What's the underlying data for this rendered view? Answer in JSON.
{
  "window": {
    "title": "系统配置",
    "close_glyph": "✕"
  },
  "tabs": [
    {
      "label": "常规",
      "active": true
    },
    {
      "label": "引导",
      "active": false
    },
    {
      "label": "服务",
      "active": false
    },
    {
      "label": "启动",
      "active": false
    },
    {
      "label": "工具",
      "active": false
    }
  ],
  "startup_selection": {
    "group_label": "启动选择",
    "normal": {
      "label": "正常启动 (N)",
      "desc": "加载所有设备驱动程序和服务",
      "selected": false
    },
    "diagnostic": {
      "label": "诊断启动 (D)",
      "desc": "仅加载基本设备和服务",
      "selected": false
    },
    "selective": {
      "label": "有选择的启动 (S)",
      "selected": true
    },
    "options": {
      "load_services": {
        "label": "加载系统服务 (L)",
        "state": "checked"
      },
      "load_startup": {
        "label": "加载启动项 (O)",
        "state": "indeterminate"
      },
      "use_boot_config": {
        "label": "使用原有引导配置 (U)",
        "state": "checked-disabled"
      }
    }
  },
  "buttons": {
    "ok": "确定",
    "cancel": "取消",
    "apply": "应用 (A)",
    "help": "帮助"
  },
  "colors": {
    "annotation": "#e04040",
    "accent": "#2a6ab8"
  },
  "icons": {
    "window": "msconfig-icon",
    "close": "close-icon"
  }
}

————————

▶ Work required
The records above need to be transcribed in full. Keep every character unchanged.

▶ Response to this task
What's the underlying data for this rendered view? Answer in JSON.
{
  "window": {
    "title": "系统配置",
    "close_glyph": "✕"
  },
  "tabs": [
    {
      "label": "常规",
      "active": true
    },
    {
      "label": "引导",
      "active": false
    },
    {
      "label": "服务",
      "active": false
    },
    {
      "label": "启动",
      "active": false
    },
    {
      "label": "工具",
      "active": false
    }
  ],
  "startup_selection": {
    "group_label": "启动选择",
    "normal": {
      "label": "正常启动 (N)",
      "desc": "加载所有设备驱动程序和服务",
      "selected": false
    },
    "diagnostic": {
      "label": "诊断启动 (D)",
      "desc": "仅加载基本设备和服务",
      "selected": false
    },
    "selective": {
      "label": "有选择的启动 (S)",
      "selected": true
    },
    "options": {
      "load_services": {
        "label": "加载系统服务 (L)",
        "state": "checked"
      },
      "load_startup": {
        "label": "加载启动项 (O)",
        "state": "indeterminate"
      },
      "use_boot_config": {
        "label": "使用原有引导配置 (U)",
        "state": "checked-disabled"
      }
    }
  },
  "buttons": {
    "ok": "确定",
    "cancel": "取消",
    "apply": "应用 (A)",
    "help": "帮助"
  },
  "colors": {
    "annotation": "#e04040",
    "accent": "#2a6ab8"
  },
  "icons": {
    "window": "msconfig-icon",
    "close": "close-icon"
  }
}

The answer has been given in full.